* Prompt *
Leave the pictures aside and give back every entry below word for word.

>>

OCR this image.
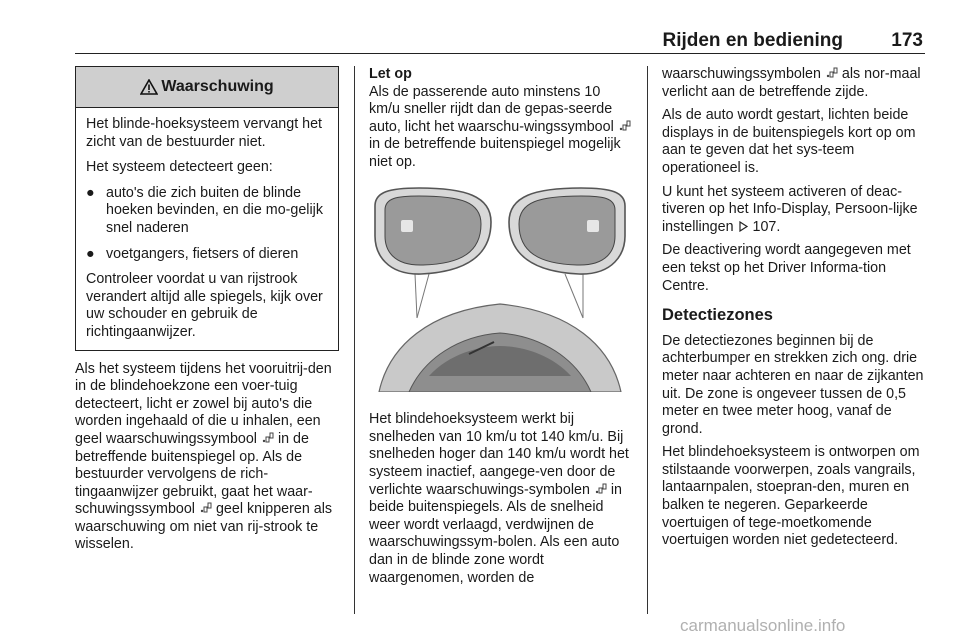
Rijden en bediening	173
Waarschuwing

Het blinde-hoeksysteem vervangt het zicht van de bestuurder niet.

Het systeem detecteert geen:

● auto's die zich buiten de blinde hoeken bevinden, en die mo-gelijk snel naderen
● voetgangers, fietsers of dieren

Controleer voordat u van rijstrook verandert altijd alle spiegels, kijk over uw schouder en gebruik de richtingaanwijzer.

Als het systeem tijdens het vooruitrij-den in de blindehoekzone een voer-tuig detecteert, licht er zowel bij auto's die worden ingehaald of die u inhalen, een geel waarschuwingssymbool in de betreffende buitenspiegel op. Als de bestuurder vervolgens de rich-tingaanwijzer gebruikt, gaat het waar-schuwingssymbool geel knipperen als waarschuwing om niet van rij-strook te wisselen.

Let op

Als de passerende auto minstens 10 km/u sneller rijdt dan de gepas-seerde auto, licht het waarschu-wingssymbool  in de betreffende buitenspiegel mogelijk niet op.

Het blindehoeksysteem werkt bij snelheden van 10 km/u tot 140 km/u. Bij snelheden hoger dan 140 km/u wordt het systeem inactief, aangege-ven door de verlichte waarschuwings-symbolen in beide buitenspiegels. Als de snelheid weer wordt verlaagd, verdwijnen de waarschuwingssym-bolen. Als een auto dan in de blinde zone wordt waargenomen, worden de

waarschuwingssymbolen als nor-maal verlicht aan de betreffende zijde.

Als de auto wordt gestart, lichten beide displays in de buitenspiegels kort op om aan te geven dat het sys-teem operationeel is.

U kunt het systeem activeren of deac-tiveren op het Info-Display, Persoon-lijke instellingen 107.

De deactivering wordt aangegeven met een tekst op het Driver Informa-tion Centre.

Detectiezones

De detectiezones beginnen bij de achterbumper en strekken zich ong. drie meter naar achteren en naar de zijkanten uit. De zone is ongeveer tussen de 0,5 meter en twee meter hoog, vanaf de grond.

Het blindehoeksysteem is ontworpen om stilstaande voorwerpen, zoals vangrails, lantaarnpalen, stoepran-den, muren en balken te negeren. Geparkeerde voertuigen of tege-moetkomende voertuigen worden niet gedetecteerd.

carmanualsonline.info
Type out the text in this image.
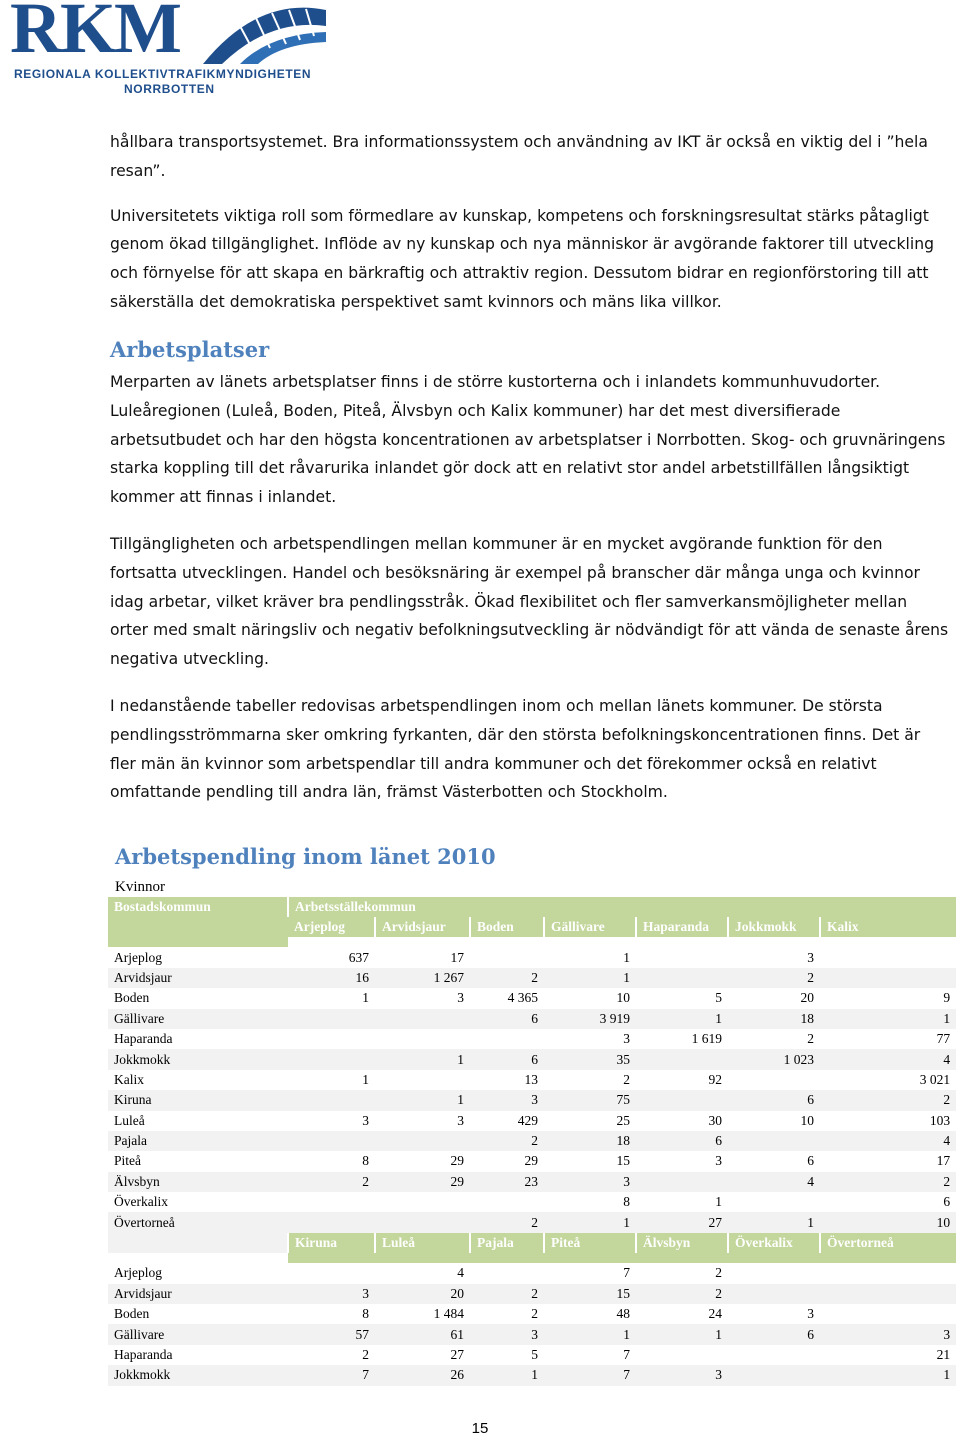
RKM
REGIONALA KOLLEKTIVTRAFIKMYNDIGHETEN
NORRBOTTEN

hållbara transportsystemet. Bra informationssystem och användning av IKT är också en viktig del i ”hela resan”.

Universitetets viktiga roll som förmedlare av kunskap, kompetens och forskningsresultat stärks påtagligt genom ökad tillgänglighet. Inflöde av ny kunskap och nya människor är avgörande faktorer till utveckling och förnyelse för att skapa en bärkraftig och attraktiv region. Dessutom bidrar en regionförstoring till att säkerställa det demokratiska perspektivet samt kvinnors och mäns lika villkor.

Arbetsplatser

Merparten av länets arbetsplatser finns i de större kustorterna och i inlandets kommunhuvudorter. Luleåregionen (Luleå, Boden, Piteå, Älvsbyn och Kalix kommuner) har det mest diversifierade arbetsutbudet och har den högsta koncentrationen av arbetsplatser i Norrbotten. Skog- och gruvnäringens starka koppling till det råvarurika inlandet gör dock att en relativt stor andel arbetstillfällen långsiktigt kommer att finnas i inlandet.

Tillgängligheten och arbetspendlingen mellan kommuner är en mycket avgörande funktion för den fortsatta utvecklingen. Handel och besöksnäring är exempel på branscher där många unga och kvinnor idag arbetar, vilket kräver bra pendlingsstråk. Ökad flexibilitet och fler samverkansmöjligheter mellan orter med smalt näringsliv och negativ befolkningsutveckling är nödvändigt för att vända de senaste årens negativa utveckling.

I nedanstående tabeller redovisas arbetspendlingen inom och mellan länets kommuner. De största pendlingsströmmarna sker omkring fyrkanten, där den största befolkningskoncentrationen finns. Det är fler män än kvinnor som arbetspendlar till andra kommuner och det förekommer också en relativt omfattande pendling till andra län, främst Västerbotten och Stockholm.

Arbetspendling inom länet 2010
Kvinnor
Bostadskommun	Arbetsställekommun						
	Arjeplog	Arvidsjaur	Boden	Gällivare	Haparanda	Jokkmokk	Kalix

Arjeplog	637	17		1		3	
Arvidsjaur	16	1 267	2	1		2	
Boden	1	3	4 365	10	5	20	9
Gällivare			6	3 919	1	18	1
Haparanda				3	1 619	2	77
Jokkmokk		1	6	35		1 023	4
Kalix	1		13	2	92		3 021
Kiruna		1	3	75		6	2
Luleå	3	3	429	25	30	10	103
Pajala			2	18	6		4
Piteå	8	29	29	15	3	6	17
Älvsbyn	2	29	23	3		4	2
Överkalix				8	1		6
Övertorneå			2	1	27	1	10
	Kiruna	Luleå	Pajala	Piteå	Älvsbyn	Överkalix	Övertorneå

Arjeplog		4		7	2		
Arvidsjaur	3	20	2	15	2		
Boden	8	1 484	2	48	24	3	
Gällivare	57	61	3	1	1	6	3
Haparanda	2	27	5	7			21
Jokkmokk	7	26	1	7	3		1
15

<<

* Task output *
OCR this image.
Rijden en bediening	173
Waarschuwing

Het blinde-hoeksysteem vervangt het zicht van de bestuurder niet.

Het systeem detecteert geen:

● auto's die zich buiten de blinde hoeken bevinden, en die mo-gelijk snel naderen
● voetgangers, fietsers of dieren

Controleer voordat u van rijstrook verandert altijd alle spiegels, kijk over uw schouder en gebruik de richtingaanwijzer.

Als het systeem tijdens het vooruitrij-den in de blindehoekzone een voer-tuig detecteert, licht er zowel bij auto's die worden ingehaald of die u inhalen, een geel waarschuwingssymbool in de betreffende buitenspiegel op. Als de bestuurder vervolgens de rich-tingaanwijzer gebruikt, gaat het waar-schuwingssymbool geel knipperen als waarschuwing om niet van rij-strook te wisselen.

Let op

Als de passerende auto minstens 10 km/u sneller rijdt dan de gepas-seerde auto, licht het waarschu-wingssymbool  in de betreffende buitenspiegel mogelijk niet op.

Het blindehoeksysteem werkt bij snelheden van 10 km/u tot 140 km/u. Bij snelheden hoger dan 140 km/u wordt het systeem inactief, aangege-ven door de verlichte waarschuwings-symbolen in beide buitenspiegels. Als de snelheid weer wordt verlaagd, verdwijnen de waarschuwingssym-bolen. Als een auto dan in de blinde zone wordt waargenomen, worden de

waarschuwingssymbolen als nor-maal verlicht aan de betreffende zijde.

Als de auto wordt gestart, lichten beide displays in de buitenspiegels kort op om aan te geven dat het sys-teem operationeel is.

U kunt het systeem activeren of deac-tiveren op het Info-Display, Persoon-lijke instellingen 107.

De deactivering wordt aangegeven met een tekst op het Driver Informa-tion Centre.

Detectiezones

De detectiezones beginnen bij de achterbumper en strekken zich ong. drie meter naar achteren en naar de zijkanten uit. De zone is ongeveer tussen de 0,5 meter en twee meter hoog, vanaf de grond.

Het blindehoeksysteem is ontworpen om stilstaande voorwerpen, zoals vangrails, lantaarnpalen, stoepran-den, muren en balken te negeren. Geparkeerde voertuigen of tege-moetkomende voertuigen worden niet gedetecteerd.

carmanualsonline.info
Type out the text in this image.
RKM
REGIONALA KOLLEKTIVTRAFIKMYNDIGHETEN
NORRBOTTEN

hållbara transportsystemet. Bra informationssystem och användning av IKT är också en viktig del i ”hela resan”.

Universitetets viktiga roll som förmedlare av kunskap, kompetens och forskningsresultat stärks påtagligt genom ökad tillgänglighet. Inflöde av ny kunskap och nya människor är avgörande faktorer till utveckling och förnyelse för att skapa en bärkraftig och attraktiv region. Dessutom bidrar en regionförstoring till att säkerställa det demokratiska perspektivet samt kvinnors och mäns lika villkor.

Arbetsplatser

Merparten av länets arbetsplatser finns i de större kustorterna och i inlandets kommunhuvudorter. Luleåregionen (Luleå, Boden, Piteå, Älvsbyn och Kalix kommuner) har det mest diversifierade arbetsutbudet och har den högsta koncentrationen av arbetsplatser i Norrbotten. Skog- och gruvnäringens starka koppling till det råvarurika inlandet gör dock att en relativt stor andel arbetstillfällen långsiktigt kommer att finnas i inlandet.

Tillgängligheten och arbetspendlingen mellan kommuner är en mycket avgörande funktion för den fortsatta utvecklingen. Handel och besöksnäring är exempel på branscher där många unga och kvinnor idag arbetar, vilket kräver bra pendlingsstråk. Ökad flexibilitet och fler samverkansmöjligheter mellan orter med smalt näringsliv och negativ befolkningsutveckling är nödvändigt för att vända de senaste årens negativa utveckling.

I nedanstående tabeller redovisas arbetspendlingen inom och mellan länets kommuner. De största pendlingsströmmarna sker omkring fyrkanten, där den största befolkningskoncentrationen finns. Det är fler män än kvinnor som arbetspendlar till andra kommuner och det förekommer också en relativt omfattande pendling till andra län, främst Västerbotten och Stockholm.

Arbetspendling inom länet 2010
Kvinnor
Bostadskommun	Arbetsställekommun						
	Arjeplog	Arvidsjaur	Boden	Gällivare	Haparanda	Jokkmokk	Kalix

Arjeplog	637	17		1		3	
Arvidsjaur	16	1 267	2	1		2	
Boden	1	3	4 365	10	5	20	9
Gällivare			6	3 919	1	18	1
Haparanda				3	1 619	2	77
Jokkmokk		1	6	35		1 023	4
Kalix	1		13	2	92		3 021
Kiruna		1	3	75		6	2
Luleå	3	3	429	25	30	10	103
Pajala			2	18	6		4
Piteå	8	29	29	15	3	6	17
Älvsbyn	2	29	23	3		4	2
Överkalix				8	1		6
Övertorneå			2	1	27	1	10
	Kiruna	Luleå	Pajala	Piteå	Älvsbyn	Överkalix	Övertorneå

Arjeplog		4		7	2		
Arvidsjaur	3	20	2	15	2		
Boden	8	1 484	2	48	24	3	
Gällivare	57	61	3	1	1	6	3
Haparanda	2	27	5	7			21
Jokkmokk	7	26	1	7	3		1
15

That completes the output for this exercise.